## AIM OF THE EXERCISE
Extract each line of the records below that contains the word "menyampaikan".

[Stored data entries]
·····
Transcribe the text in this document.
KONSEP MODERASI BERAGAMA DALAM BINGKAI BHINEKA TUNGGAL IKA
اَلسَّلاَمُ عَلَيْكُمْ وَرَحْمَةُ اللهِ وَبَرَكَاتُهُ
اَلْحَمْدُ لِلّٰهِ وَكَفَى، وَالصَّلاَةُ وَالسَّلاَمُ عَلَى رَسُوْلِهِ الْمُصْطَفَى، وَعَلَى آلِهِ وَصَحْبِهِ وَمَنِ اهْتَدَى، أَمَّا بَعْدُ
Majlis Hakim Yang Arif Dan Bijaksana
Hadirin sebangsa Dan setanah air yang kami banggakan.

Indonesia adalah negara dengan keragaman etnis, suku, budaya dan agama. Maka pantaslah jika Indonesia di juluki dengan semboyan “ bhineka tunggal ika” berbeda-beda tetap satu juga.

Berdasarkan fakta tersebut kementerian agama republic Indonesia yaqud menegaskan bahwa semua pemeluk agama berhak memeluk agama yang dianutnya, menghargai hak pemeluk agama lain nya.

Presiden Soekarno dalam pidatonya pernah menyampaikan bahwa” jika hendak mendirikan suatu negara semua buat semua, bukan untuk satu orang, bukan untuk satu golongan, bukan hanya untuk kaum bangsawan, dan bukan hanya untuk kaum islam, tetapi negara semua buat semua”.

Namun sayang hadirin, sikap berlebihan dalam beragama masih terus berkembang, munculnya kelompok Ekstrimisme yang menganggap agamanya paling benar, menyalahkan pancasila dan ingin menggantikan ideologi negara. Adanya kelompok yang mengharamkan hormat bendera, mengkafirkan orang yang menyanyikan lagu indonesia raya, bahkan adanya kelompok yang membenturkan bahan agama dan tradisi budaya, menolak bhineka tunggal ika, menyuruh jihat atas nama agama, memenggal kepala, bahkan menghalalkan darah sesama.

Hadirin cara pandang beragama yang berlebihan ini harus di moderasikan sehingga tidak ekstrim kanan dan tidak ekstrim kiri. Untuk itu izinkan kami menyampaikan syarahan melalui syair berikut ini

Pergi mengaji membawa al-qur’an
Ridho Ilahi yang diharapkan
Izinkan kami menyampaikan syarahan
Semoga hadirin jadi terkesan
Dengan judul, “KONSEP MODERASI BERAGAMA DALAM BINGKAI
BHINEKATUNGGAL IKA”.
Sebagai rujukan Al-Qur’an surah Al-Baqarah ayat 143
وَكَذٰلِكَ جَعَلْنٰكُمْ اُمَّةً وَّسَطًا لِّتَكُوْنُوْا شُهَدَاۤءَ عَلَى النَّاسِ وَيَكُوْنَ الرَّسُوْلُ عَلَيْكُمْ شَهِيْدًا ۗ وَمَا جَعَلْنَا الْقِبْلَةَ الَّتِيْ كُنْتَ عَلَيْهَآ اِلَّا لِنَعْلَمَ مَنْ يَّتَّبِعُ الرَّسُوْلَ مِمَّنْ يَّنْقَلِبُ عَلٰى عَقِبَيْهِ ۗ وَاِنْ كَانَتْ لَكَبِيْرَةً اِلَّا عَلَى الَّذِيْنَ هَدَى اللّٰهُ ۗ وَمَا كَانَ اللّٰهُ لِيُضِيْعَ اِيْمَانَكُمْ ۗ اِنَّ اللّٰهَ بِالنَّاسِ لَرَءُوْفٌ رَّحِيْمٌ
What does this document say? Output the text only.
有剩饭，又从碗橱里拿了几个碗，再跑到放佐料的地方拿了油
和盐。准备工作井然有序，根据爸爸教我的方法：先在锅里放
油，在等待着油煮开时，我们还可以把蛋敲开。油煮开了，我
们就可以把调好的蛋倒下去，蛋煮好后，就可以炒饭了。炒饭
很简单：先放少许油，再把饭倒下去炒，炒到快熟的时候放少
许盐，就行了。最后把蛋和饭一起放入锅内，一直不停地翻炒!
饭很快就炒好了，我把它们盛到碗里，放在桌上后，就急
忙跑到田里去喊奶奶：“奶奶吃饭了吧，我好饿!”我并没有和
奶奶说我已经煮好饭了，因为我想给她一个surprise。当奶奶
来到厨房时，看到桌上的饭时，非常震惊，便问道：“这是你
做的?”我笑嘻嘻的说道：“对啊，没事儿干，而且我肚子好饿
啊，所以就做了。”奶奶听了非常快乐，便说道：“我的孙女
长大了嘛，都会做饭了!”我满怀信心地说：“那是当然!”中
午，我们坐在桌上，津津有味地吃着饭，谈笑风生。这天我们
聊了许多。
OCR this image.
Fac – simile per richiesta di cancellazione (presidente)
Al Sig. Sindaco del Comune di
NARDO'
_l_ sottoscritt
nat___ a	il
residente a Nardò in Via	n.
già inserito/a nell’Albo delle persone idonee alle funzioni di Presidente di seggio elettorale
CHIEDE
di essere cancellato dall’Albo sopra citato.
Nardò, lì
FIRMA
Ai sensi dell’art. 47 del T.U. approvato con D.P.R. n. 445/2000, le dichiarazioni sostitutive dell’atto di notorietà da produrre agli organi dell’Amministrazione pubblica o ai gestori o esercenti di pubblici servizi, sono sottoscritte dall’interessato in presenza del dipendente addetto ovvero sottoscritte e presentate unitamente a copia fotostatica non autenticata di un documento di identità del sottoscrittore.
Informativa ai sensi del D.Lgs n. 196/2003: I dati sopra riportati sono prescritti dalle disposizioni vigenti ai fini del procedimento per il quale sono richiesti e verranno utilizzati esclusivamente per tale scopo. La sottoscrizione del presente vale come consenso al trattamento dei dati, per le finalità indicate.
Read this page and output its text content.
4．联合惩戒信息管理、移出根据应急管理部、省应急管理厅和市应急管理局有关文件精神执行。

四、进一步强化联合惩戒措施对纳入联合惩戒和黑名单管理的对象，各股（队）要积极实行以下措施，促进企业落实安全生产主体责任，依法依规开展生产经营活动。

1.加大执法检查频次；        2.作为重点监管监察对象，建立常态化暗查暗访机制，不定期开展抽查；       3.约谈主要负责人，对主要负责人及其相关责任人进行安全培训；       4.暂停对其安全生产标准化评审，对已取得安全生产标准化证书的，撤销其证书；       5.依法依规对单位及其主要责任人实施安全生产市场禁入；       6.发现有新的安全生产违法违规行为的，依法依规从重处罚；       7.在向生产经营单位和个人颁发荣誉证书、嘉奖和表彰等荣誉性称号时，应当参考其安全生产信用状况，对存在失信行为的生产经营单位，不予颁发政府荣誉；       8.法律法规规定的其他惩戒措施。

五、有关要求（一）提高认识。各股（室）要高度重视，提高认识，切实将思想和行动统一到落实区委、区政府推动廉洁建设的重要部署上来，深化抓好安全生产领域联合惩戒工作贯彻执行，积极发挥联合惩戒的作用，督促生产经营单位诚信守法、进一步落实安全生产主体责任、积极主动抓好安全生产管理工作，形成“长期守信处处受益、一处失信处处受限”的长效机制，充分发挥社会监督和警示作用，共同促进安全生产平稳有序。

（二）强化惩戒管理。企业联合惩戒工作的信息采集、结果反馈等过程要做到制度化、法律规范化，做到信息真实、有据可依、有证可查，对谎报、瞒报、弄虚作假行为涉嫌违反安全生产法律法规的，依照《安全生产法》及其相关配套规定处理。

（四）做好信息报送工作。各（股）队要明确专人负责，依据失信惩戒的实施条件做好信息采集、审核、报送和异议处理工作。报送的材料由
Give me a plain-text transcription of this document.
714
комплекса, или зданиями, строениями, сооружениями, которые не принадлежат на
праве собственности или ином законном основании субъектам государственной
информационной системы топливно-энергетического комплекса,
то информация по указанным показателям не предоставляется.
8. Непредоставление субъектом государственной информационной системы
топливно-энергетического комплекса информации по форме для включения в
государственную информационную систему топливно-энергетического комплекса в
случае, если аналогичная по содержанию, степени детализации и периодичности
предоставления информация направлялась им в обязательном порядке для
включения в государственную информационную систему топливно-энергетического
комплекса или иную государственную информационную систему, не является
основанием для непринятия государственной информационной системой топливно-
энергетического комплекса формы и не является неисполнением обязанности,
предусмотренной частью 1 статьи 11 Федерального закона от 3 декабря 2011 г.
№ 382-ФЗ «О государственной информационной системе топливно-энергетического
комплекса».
·····
## WRITTEN REPLY
Presiden Soekarno dalam pidatonya pernah menyampaikan bahwa” jika hendak mendirikan suatu negara semua buat semua, bukan untuk satu orang, bukan untuk satu golongan, bukan hanya untuk kaum bangsawan, dan bukan hanya untuk kaum islam, tetapi negara semua buat semua”.
Hadirin cara pandang beragama yang berlebihan ini harus di moderasikan sehingga tidak ekstrim kanan dan tidak ekstrim kiri. Untuk itu izinkan kami menyampaikan syarahan melalui syair berikut ini
Izinkan kami menyampaikan syarahan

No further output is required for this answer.